Repeat every record below exactly as it appears.
** begin SOURCE RECORDS **
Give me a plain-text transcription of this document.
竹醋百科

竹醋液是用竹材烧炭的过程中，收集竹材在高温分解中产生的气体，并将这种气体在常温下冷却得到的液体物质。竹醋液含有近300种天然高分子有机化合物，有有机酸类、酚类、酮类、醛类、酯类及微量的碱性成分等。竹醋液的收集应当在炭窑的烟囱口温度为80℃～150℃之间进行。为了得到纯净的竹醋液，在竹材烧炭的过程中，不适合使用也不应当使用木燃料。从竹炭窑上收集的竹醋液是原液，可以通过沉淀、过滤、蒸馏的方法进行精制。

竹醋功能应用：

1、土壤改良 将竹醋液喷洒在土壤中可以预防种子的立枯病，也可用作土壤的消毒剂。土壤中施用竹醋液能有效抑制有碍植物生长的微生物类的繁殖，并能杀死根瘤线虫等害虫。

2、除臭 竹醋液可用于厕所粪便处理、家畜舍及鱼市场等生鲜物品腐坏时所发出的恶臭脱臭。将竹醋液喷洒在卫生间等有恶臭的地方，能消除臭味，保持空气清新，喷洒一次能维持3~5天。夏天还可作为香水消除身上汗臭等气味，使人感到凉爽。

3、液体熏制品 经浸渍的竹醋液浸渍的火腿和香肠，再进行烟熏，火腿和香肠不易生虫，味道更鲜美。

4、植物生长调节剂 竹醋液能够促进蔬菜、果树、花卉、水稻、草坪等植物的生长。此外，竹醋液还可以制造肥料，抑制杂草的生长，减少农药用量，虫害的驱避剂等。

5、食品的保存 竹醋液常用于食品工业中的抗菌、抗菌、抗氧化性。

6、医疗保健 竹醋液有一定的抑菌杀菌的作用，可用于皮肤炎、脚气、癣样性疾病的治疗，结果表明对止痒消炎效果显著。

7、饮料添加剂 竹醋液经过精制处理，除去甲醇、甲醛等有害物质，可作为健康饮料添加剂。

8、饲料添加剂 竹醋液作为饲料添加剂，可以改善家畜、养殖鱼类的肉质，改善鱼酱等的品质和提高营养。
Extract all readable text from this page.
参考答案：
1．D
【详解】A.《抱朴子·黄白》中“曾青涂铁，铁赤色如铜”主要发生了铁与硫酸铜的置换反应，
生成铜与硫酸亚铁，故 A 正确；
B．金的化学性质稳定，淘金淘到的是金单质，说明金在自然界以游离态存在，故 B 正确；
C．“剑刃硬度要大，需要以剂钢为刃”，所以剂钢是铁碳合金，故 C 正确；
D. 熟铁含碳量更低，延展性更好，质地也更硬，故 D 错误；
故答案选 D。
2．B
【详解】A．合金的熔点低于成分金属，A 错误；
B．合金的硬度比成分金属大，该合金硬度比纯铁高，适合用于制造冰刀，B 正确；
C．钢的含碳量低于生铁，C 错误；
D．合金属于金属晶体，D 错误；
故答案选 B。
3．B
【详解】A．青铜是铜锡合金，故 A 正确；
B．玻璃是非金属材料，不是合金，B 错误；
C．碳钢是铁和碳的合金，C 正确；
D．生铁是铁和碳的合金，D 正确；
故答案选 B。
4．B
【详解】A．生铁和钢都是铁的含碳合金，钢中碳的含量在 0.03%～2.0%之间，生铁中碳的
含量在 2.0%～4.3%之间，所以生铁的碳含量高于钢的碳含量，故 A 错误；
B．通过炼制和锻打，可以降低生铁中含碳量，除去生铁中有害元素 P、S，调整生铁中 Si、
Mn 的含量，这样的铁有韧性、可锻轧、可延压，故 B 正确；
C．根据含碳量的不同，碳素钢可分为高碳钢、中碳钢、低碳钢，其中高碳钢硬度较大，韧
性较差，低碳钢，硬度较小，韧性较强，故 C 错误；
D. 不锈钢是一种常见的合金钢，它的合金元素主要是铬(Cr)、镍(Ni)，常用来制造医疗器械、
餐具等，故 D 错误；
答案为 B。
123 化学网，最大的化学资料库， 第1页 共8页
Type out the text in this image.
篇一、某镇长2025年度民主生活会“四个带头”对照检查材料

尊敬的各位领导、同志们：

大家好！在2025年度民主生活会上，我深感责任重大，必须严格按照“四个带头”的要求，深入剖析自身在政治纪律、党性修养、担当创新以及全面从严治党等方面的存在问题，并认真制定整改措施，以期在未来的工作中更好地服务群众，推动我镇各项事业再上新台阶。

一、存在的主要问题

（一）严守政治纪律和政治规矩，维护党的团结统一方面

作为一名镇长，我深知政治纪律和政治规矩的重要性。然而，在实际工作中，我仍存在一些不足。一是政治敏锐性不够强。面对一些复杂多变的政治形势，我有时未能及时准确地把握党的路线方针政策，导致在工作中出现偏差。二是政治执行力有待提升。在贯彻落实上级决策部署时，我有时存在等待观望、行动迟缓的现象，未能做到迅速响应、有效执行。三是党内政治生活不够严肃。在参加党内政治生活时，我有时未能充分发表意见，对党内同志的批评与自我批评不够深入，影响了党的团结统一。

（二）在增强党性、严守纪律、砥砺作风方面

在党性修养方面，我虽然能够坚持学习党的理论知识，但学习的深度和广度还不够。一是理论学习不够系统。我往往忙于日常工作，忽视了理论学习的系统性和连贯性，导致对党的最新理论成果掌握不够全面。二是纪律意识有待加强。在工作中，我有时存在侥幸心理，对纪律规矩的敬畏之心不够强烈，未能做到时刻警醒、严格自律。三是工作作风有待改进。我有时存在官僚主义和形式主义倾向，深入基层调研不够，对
** end SOURCE RECORDS **
▶ _PROBLEM SOLUTION_:
Give me a plain-text transcription of this document.
竹醋百科

竹醋液是用竹材烧炭的过程中，收集竹材在高温分解中产生的气体，并将这种气体在常温下冷却得到的液体物质。竹醋液含有近300种天然高分子有机化合物，有有机酸类、酚类、酮类、醛类、酯类及微量的碱性成分等。竹醋液的收集应当在炭窑的烟囱口温度为80℃～150℃之间进行。为了得到纯净的竹醋液，在竹材烧炭的过程中，不适合使用也不应当使用木燃料。从竹炭窑上收集的竹醋液是原液，可以通过沉淀、过滤、蒸馏的方法进行精制。

竹醋功能应用：

1、土壤改良 将竹醋液喷洒在土壤中可以预防种子的立枯病，也可用作土壤的消毒剂。土壤中施用竹醋液能有效抑制有碍植物生长的微生物类的繁殖，并能杀死根瘤线虫等害虫。

2、除臭 竹醋液可用于厕所粪便处理、家畜舍及鱼市场等生鲜物品腐坏时所发出的恶臭脱臭。将竹醋液喷洒在卫生间等有恶臭的地方，能消除臭味，保持空气清新，喷洒一次能维持3~5天。夏天还可作为香水消除身上汗臭等气味，使人感到凉爽。

3、液体熏制品 经浸渍的竹醋液浸渍的火腿和香肠，再进行烟熏，火腿和香肠不易生虫，味道更鲜美。

4、植物生长调节剂 竹醋液能够促进蔬菜、果树、花卉、水稻、草坪等植物的生长。此外，竹醋液还可以制造肥料，抑制杂草的生长，减少农药用量，虫害的驱避剂等。

5、食品的保存 竹醋液常用于食品工业中的抗菌、抗菌、抗氧化性。

6、医疗保健 竹醋液有一定的抑菌杀菌的作用，可用于皮肤炎、脚气、癣样性疾病的治疗，结果表明对止痒消炎效果显著。

7、饮料添加剂 竹醋液经过精制处理，除去甲醇、甲醛等有害物质，可作为健康饮料添加剂。

8、饲料添加剂 竹醋液作为饲料添加剂，可以改善家畜、养殖鱼类的肉质，改善鱼酱等的品质和提高营养。
Extract all readable text from this page.
参考答案：
1．D
【详解】A.《抱朴子·黄白》中“曾青涂铁，铁赤色如铜”主要发生了铁与硫酸铜的置换反应，
生成铜与硫酸亚铁，故 A 正确；
B．金的化学性质稳定，淘金淘到的是金单质，说明金在自然界以游离态存在，故 B 正确；
C．“剑刃硬度要大，需要以剂钢为刃”，所以剂钢是铁碳合金，故 C 正确；
D. 熟铁含碳量更低，延展性更好，质地也更硬，故 D 错误；
故答案选 D。
2．B
【详解】A．合金的熔点低于成分金属，A 错误；
B．合金的硬度比成分金属大，该合金硬度比纯铁高，适合用于制造冰刀，B 正确；
C．钢的含碳量低于生铁，C 错误；
D．合金属于金属晶体，D 错误；
故答案选 B。
3．B
【详解】A．青铜是铜锡合金，故 A 正确；
B．玻璃是非金属材料，不是合金，B 错误；
C．碳钢是铁和碳的合金，C 正确；
D．生铁是铁和碳的合金，D 正确；
故答案选 B。
4．B
【详解】A．生铁和钢都是铁的含碳合金，钢中碳的含量在 0.03%～2.0%之间，生铁中碳的
含量在 2.0%～4.3%之间，所以生铁的碳含量高于钢的碳含量，故 A 错误；
B．通过炼制和锻打，可以降低生铁中含碳量，除去生铁中有害元素 P、S，调整生铁中 Si、
Mn 的含量，这样的铁有韧性、可锻轧、可延压，故 B 正确；
C．根据含碳量的不同，碳素钢可分为高碳钢、中碳钢、低碳钢，其中高碳钢硬度较大，韧
性较差，低碳钢，硬度较小，韧性较强，故 C 错误；
D. 不锈钢是一种常见的合金钢，它的合金元素主要是铬(Cr)、镍(Ni)，常用来制造医疗器械、
餐具等，故 D 错误；
答案为 B。
123 化学网，最大的化学资料库， 第1页 共8页
Type out the text in this image.
篇一、某镇长2025年度民主生活会“四个带头”对照检查材料

尊敬的各位领导、同志们：

大家好！在2025年度民主生活会上，我深感责任重大，必须严格按照“四个带头”的要求，深入剖析自身在政治纪律、党性修养、担当创新以及全面从严治党等方面的存在问题，并认真制定整改措施，以期在未来的工作中更好地服务群众，推动我镇各项事业再上新台阶。

一、存在的主要问题

（一）严守政治纪律和政治规矩，维护党的团结统一方面

作为一名镇长，我深知政治纪律和政治规矩的重要性。然而，在实际工作中，我仍存在一些不足。一是政治敏锐性不够强。面对一些复杂多变的政治形势，我有时未能及时准确地把握党的路线方针政策，导致在工作中出现偏差。二是政治执行力有待提升。在贯彻落实上级决策部署时，我有时存在等待观望、行动迟缓的现象，未能做到迅速响应、有效执行。三是党内政治生活不够严肃。在参加党内政治生活时，我有时未能充分发表意见，对党内同志的批评与自我批评不够深入，影响了党的团结统一。

（二）在增强党性、严守纪律、砥砺作风方面

在党性修养方面，我虽然能够坚持学习党的理论知识，但学习的深度和广度还不够。一是理论学习不够系统。我往往忙于日常工作，忽视了理论学习的系统性和连贯性，导致对党的最新理论成果掌握不够全面。二是纪律意识有待加强。在工作中，我有时存在侥幸心理，对纪律规矩的敬畏之心不够强烈，未能做到时刻警醒、严格自律。三是工作作风有待改进。我有时存在官僚主义和形式主义倾向，深入基层调研不够，对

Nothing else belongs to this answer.